══ Exercise inputs

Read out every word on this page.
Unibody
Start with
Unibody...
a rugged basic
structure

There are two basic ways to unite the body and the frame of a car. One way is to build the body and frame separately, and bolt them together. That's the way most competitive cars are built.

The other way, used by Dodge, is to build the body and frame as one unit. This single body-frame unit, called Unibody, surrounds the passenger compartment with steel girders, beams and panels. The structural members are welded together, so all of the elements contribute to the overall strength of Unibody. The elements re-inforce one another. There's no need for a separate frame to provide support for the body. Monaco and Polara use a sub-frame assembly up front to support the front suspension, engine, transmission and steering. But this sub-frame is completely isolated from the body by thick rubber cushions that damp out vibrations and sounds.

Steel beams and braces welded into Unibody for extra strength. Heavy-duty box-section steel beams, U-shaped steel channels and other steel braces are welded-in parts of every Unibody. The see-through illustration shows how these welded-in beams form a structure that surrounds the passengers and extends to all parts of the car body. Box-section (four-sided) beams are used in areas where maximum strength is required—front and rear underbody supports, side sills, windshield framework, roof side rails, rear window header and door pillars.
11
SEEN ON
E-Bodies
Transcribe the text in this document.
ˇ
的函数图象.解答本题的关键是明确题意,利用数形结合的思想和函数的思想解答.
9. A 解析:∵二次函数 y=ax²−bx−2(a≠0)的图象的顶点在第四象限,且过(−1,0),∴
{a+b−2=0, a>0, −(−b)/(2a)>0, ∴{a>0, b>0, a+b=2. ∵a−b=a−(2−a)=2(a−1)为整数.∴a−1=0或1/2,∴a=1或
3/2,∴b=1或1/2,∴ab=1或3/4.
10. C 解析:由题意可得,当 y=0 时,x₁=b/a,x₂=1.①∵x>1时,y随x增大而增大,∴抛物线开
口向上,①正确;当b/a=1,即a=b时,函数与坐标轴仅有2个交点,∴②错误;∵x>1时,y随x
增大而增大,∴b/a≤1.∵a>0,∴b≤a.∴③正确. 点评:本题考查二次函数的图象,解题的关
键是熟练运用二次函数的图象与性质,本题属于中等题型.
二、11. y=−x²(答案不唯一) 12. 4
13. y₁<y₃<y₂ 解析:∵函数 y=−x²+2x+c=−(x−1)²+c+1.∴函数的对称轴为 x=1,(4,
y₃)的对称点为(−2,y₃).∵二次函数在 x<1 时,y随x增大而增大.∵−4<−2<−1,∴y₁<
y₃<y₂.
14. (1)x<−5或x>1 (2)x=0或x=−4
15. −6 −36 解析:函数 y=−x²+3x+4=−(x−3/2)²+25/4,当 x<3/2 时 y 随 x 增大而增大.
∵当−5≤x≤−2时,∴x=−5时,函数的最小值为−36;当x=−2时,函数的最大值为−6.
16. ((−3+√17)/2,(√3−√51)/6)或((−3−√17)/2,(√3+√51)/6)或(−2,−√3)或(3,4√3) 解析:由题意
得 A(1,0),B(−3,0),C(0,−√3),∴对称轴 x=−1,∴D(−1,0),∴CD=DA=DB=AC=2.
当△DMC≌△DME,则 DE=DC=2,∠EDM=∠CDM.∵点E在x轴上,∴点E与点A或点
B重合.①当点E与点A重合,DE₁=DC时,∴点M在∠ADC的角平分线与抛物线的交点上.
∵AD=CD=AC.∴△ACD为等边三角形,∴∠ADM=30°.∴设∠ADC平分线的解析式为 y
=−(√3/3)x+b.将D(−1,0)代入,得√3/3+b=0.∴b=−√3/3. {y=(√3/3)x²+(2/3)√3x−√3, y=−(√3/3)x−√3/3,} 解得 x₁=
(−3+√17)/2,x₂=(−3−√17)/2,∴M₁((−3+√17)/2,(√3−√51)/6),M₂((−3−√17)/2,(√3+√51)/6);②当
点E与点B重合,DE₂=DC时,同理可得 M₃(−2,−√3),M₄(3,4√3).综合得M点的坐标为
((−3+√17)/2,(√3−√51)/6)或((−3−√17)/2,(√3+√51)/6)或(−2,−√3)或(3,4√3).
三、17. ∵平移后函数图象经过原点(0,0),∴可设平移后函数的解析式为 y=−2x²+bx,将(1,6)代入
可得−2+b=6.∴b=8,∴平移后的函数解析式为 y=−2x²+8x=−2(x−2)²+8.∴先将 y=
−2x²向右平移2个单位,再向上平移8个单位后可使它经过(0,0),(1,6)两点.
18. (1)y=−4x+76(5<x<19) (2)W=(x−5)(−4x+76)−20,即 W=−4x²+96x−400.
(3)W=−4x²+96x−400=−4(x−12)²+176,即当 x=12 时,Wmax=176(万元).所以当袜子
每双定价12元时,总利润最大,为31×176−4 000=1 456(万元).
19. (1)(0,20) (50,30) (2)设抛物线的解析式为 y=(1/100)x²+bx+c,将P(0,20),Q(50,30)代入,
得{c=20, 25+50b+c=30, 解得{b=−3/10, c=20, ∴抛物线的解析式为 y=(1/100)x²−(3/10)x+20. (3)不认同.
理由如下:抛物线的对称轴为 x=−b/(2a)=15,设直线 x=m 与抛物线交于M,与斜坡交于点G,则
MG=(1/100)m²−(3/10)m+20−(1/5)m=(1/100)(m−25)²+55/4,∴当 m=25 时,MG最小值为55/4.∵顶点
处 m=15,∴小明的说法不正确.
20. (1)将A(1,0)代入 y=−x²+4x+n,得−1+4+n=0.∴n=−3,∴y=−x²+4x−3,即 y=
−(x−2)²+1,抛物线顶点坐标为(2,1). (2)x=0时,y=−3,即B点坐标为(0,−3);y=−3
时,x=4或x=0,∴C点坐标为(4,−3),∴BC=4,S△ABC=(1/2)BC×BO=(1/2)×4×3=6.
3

════

» Problem statement
Reproduce the records above exactly as they appear.

» Reply to the task
Read out every word on this page.
Unibody
Start with
Unibody...
a rugged basic
structure

There are two basic ways to unite the body and the frame of a car. One way is to build the body and frame separately, and bolt them together. That's the way most competitive cars are built.

The other way, used by Dodge, is to build the body and frame as one unit. This single body-frame unit, called Unibody, surrounds the passenger compartment with steel girders, beams and panels. The structural members are welded together, so all of the elements contribute to the overall strength of Unibody. The elements re-inforce one another. There's no need for a separate frame to provide support for the body. Monaco and Polara use a sub-frame assembly up front to support the front suspension, engine, transmission and steering. But this sub-frame is completely isolated from the body by thick rubber cushions that damp out vibrations and sounds.

Steel beams and braces welded into Unibody for extra strength. Heavy-duty box-section steel beams, U-shaped steel channels and other steel braces are welded-in parts of every Unibody. The see-through illustration shows how these welded-in beams form a structure that surrounds the passengers and extends to all parts of the car body. Box-section (four-sided) beams are used in areas where maximum strength is required—front and rear underbody supports, side sills, windshield framework, roof side rails, rear window header and door pillars.
11
SEEN ON
E-Bodies
Transcribe the text in this document.
ˇ
的函数图象.解答本题的关键是明确题意,利用数形结合的思想和函数的思想解答.
9. A 解析:∵二次函数 y=ax²−bx−2(a≠0)的图象的顶点在第四象限,且过(−1,0),∴
{a+b−2=0, a>0, −(−b)/(2a)>0, ∴{a>0, b>0, a+b=2. ∵a−b=a−(2−a)=2(a−1)为整数.∴a−1=0或1/2,∴a=1或
3/2,∴b=1或1/2,∴ab=1或3/4.
10. C 解析:由题意可得,当 y=0 时,x₁=b/a,x₂=1.①∵x>1时,y随x增大而增大,∴抛物线开
口向上,①正确;当b/a=1,即a=b时,函数与坐标轴仅有2个交点,∴②错误;∵x>1时,y随x
增大而增大,∴b/a≤1.∵a>0,∴b≤a.∴③正确. 点评:本题考查二次函数的图象,解题的关
键是熟练运用二次函数的图象与性质,本题属于中等题型.
二、11. y=−x²(答案不唯一) 12. 4
13. y₁<y₃<y₂ 解析:∵函数 y=−x²+2x+c=−(x−1)²+c+1.∴函数的对称轴为 x=1,(4,
y₃)的对称点为(−2,y₃).∵二次函数在 x<1 时,y随x增大而增大.∵−4<−2<−1,∴y₁<
y₃<y₂.
14. (1)x<−5或x>1 (2)x=0或x=−4
15. −6 −36 解析:函数 y=−x²+3x+4=−(x−3/2)²+25/4,当 x<3/2 时 y 随 x 增大而增大.
∵当−5≤x≤−2时,∴x=−5时,函数的最小值为−36;当x=−2时,函数的最大值为−6.
16. ((−3+√17)/2,(√3−√51)/6)或((−3−√17)/2,(√3+√51)/6)或(−2,−√3)或(3,4√3) 解析:由题意
得 A(1,0),B(−3,0),C(0,−√3),∴对称轴 x=−1,∴D(−1,0),∴CD=DA=DB=AC=2.
当△DMC≌△DME,则 DE=DC=2,∠EDM=∠CDM.∵点E在x轴上,∴点E与点A或点
B重合.①当点E与点A重合,DE₁=DC时,∴点M在∠ADC的角平分线与抛物线的交点上.
∵AD=CD=AC.∴△ACD为等边三角形,∴∠ADM=30°.∴设∠ADC平分线的解析式为 y
=−(√3/3)x+b.将D(−1,0)代入,得√3/3+b=0.∴b=−√3/3. {y=(√3/3)x²+(2/3)√3x−√3, y=−(√3/3)x−√3/3,} 解得 x₁=
(−3+√17)/2,x₂=(−3−√17)/2,∴M₁((−3+√17)/2,(√3−√51)/6),M₂((−3−√17)/2,(√3+√51)/6);②当
点E与点B重合,DE₂=DC时,同理可得 M₃(−2,−√3),M₄(3,4√3).综合得M点的坐标为
((−3+√17)/2,(√3−√51)/6)或((−3−√17)/2,(√3+√51)/6)或(−2,−√3)或(3,4√3).
三、17. ∵平移后函数图象经过原点(0,0),∴可设平移后函数的解析式为 y=−2x²+bx,将(1,6)代入
可得−2+b=6.∴b=8,∴平移后的函数解析式为 y=−2x²+8x=−2(x−2)²+8.∴先将 y=
−2x²向右平移2个单位,再向上平移8个单位后可使它经过(0,0),(1,6)两点.
18. (1)y=−4x+76(5<x<19) (2)W=(x−5)(−4x+76)−20,即 W=−4x²+96x−400.
(3)W=−4x²+96x−400=−4(x−12)²+176,即当 x=12 时,Wmax=176(万元).所以当袜子
每双定价12元时,总利润最大,为31×176−4 000=1 456(万元).
19. (1)(0,20) (50,30) (2)设抛物线的解析式为 y=(1/100)x²+bx+c,将P(0,20),Q(50,30)代入,
得{c=20, 25+50b+c=30, 解得{b=−3/10, c=20, ∴抛物线的解析式为 y=(1/100)x²−(3/10)x+20. (3)不认同.
理由如下:抛物线的对称轴为 x=−b/(2a)=15,设直线 x=m 与抛物线交于M,与斜坡交于点G,则
MG=(1/100)m²−(3/10)m+20−(1/5)m=(1/100)(m−25)²+55/4,∴当 m=25 时,MG最小值为55/4.∵顶点
处 m=15,∴小明的说法不正确.
20. (1)将A(1,0)代入 y=−x²+4x+n,得−1+4+n=0.∴n=−3,∴y=−x²+4x−3,即 y=
−(x−2)²+1,抛物线顶点坐标为(2,1). (2)x=0时,y=−3,即B点坐标为(0,−3);y=−3
时,x=4或x=0,∴C点坐标为(4,−3),∴BC=4,S△ABC=(1/2)BC×BO=(1/2)×4×3=6.
3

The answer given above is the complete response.